**Items listed in a dataset**
+ + + + +

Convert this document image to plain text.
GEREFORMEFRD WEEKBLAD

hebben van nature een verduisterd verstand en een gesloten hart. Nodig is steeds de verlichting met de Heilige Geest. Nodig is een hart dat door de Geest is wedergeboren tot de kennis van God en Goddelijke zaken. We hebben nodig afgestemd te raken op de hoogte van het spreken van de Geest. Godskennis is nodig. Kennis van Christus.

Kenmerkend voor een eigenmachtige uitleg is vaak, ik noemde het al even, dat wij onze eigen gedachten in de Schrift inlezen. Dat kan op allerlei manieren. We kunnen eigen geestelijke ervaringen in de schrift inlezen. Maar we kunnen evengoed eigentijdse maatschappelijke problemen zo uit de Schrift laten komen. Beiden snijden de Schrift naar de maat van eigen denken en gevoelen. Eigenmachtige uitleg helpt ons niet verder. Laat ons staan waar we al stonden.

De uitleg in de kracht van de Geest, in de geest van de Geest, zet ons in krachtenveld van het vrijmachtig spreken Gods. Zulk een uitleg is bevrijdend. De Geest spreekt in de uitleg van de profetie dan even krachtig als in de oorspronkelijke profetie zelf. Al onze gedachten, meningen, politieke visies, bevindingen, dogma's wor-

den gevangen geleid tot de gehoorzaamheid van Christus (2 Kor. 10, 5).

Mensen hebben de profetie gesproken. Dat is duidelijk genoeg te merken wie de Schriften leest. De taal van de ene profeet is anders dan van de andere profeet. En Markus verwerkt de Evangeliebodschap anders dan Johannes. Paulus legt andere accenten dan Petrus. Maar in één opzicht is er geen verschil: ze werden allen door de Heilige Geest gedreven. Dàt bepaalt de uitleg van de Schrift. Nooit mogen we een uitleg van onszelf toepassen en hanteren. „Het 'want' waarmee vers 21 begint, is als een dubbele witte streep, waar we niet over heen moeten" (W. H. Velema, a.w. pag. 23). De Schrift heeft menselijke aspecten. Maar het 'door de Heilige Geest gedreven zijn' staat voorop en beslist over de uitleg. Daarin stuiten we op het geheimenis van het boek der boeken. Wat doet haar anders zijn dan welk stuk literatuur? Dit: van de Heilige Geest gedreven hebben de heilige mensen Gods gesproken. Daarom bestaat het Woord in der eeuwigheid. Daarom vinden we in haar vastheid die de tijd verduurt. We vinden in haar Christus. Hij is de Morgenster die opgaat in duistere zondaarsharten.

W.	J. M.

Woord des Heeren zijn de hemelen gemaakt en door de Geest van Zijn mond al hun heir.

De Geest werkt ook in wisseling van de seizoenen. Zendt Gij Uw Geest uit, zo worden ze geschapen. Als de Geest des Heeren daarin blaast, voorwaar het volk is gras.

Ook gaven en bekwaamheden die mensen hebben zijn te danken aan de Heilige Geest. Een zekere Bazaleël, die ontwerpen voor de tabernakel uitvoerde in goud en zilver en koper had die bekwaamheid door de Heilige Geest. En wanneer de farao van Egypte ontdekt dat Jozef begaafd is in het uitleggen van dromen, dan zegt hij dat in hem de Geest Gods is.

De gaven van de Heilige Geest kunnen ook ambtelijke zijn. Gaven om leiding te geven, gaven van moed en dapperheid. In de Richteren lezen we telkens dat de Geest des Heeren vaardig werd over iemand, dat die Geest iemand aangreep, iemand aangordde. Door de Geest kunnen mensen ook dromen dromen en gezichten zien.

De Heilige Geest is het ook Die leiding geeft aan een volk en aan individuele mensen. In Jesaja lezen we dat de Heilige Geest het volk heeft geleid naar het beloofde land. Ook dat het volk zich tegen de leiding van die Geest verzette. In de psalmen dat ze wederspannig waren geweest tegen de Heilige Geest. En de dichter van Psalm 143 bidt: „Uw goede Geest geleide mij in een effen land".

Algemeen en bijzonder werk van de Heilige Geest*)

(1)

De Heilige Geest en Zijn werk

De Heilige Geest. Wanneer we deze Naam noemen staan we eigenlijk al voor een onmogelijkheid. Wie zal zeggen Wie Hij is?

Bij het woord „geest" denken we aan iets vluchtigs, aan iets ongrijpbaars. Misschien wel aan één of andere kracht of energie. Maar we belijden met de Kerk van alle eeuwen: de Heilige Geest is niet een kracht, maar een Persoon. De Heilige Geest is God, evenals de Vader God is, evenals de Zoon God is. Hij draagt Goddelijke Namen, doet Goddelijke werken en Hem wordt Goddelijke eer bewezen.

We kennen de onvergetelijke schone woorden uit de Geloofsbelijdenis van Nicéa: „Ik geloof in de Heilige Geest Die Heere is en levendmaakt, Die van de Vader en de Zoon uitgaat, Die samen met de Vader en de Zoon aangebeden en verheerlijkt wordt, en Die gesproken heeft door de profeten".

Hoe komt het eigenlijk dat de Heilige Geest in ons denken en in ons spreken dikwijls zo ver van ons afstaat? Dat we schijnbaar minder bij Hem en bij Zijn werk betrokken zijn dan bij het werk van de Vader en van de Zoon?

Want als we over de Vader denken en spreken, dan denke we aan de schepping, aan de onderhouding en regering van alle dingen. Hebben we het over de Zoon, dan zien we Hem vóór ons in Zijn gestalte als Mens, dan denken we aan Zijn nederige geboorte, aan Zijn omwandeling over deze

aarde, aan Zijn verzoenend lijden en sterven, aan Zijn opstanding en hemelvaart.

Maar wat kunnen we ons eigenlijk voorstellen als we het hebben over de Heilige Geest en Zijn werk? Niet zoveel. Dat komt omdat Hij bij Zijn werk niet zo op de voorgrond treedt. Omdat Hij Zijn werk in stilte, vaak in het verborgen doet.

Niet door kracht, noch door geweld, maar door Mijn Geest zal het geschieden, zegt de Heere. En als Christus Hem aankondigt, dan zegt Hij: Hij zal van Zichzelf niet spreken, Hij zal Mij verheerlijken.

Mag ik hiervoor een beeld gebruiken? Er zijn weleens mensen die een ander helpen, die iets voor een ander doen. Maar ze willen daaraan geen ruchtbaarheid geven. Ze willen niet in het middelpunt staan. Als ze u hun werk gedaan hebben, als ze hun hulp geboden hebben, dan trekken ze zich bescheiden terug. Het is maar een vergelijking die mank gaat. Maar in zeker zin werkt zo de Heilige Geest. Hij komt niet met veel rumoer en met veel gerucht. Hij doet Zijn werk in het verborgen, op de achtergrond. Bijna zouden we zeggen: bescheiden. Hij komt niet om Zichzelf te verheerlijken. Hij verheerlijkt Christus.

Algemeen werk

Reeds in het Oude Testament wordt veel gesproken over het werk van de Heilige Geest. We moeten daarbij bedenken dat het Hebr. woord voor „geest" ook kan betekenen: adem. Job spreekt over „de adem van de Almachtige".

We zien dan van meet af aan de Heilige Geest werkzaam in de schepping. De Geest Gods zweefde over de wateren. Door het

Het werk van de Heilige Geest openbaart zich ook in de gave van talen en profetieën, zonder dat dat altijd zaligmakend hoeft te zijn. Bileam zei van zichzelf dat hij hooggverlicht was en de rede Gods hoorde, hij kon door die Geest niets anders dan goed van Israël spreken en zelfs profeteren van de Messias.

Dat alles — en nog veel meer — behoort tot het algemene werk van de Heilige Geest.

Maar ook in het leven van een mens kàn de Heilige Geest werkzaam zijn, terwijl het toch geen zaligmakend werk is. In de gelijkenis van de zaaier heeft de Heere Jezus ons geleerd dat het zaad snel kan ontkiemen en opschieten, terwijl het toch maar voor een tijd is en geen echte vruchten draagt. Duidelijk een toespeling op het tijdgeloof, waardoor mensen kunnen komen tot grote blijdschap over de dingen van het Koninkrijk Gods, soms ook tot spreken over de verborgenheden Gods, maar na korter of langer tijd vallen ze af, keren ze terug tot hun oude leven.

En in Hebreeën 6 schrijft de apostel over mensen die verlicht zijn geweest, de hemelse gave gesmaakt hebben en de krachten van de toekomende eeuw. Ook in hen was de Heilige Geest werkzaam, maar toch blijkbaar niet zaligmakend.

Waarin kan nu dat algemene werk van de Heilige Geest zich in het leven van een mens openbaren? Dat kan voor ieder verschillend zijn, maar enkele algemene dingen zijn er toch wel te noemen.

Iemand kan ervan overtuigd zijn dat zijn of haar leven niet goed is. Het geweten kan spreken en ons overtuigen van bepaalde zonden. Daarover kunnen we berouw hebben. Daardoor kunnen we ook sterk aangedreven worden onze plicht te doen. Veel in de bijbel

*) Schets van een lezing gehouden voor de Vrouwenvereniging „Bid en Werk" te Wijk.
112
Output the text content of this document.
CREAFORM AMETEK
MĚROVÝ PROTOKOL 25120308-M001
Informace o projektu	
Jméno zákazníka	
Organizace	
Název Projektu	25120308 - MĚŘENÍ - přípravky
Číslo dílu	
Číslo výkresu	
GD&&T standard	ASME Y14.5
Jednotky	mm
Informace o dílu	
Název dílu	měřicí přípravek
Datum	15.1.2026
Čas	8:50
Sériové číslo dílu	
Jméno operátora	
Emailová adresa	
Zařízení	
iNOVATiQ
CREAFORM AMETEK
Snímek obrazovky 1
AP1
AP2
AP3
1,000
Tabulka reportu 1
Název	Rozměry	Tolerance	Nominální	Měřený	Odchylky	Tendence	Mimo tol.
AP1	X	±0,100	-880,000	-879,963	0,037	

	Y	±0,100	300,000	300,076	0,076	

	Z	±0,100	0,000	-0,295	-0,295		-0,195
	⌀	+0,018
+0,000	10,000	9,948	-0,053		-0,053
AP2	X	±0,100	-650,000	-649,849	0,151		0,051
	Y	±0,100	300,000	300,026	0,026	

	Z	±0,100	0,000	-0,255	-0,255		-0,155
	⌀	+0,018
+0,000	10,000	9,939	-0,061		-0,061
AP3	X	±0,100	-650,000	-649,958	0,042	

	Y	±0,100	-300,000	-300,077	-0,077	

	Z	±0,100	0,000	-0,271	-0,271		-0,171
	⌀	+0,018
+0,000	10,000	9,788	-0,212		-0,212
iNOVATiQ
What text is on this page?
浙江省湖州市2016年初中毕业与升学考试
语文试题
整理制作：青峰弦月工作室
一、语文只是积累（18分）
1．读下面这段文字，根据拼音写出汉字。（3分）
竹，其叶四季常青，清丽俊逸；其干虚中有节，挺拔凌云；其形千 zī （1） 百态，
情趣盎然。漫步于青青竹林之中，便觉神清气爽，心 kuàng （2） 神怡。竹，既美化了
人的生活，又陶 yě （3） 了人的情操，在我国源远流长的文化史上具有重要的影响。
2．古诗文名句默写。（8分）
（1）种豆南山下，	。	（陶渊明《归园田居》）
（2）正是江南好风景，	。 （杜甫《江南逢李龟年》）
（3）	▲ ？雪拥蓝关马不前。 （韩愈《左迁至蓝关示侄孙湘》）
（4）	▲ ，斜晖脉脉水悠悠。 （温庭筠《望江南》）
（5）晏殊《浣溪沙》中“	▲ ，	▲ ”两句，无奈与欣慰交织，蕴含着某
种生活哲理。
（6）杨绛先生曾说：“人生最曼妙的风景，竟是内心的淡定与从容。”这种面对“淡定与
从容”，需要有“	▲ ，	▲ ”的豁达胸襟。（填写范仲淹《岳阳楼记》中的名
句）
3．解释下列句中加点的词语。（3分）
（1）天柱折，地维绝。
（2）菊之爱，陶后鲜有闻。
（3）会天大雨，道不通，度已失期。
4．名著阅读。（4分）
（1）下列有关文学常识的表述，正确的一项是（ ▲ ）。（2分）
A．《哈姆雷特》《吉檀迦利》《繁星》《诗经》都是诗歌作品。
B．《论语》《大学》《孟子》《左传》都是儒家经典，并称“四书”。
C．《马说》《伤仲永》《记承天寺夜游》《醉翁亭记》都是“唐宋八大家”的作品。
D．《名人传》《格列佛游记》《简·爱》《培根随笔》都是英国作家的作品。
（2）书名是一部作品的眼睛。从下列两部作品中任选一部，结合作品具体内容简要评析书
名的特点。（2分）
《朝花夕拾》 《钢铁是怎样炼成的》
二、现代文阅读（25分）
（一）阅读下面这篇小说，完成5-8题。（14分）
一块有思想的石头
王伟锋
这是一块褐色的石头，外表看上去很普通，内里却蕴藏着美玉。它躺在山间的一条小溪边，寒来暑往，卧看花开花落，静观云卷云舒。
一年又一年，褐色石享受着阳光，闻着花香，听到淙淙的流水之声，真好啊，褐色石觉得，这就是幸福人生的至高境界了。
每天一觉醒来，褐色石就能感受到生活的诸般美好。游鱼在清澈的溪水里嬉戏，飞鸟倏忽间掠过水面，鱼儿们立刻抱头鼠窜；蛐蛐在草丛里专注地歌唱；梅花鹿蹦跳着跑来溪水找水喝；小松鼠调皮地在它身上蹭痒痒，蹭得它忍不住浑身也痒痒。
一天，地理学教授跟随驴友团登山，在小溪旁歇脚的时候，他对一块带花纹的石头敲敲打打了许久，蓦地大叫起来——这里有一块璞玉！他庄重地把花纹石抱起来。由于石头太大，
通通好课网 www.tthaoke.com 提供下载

+ + + + +

**EXERCISE AIM**
Give the count of lines that hold the word "dílu", with nothing added.

**PROBLEM SOLUTION**
4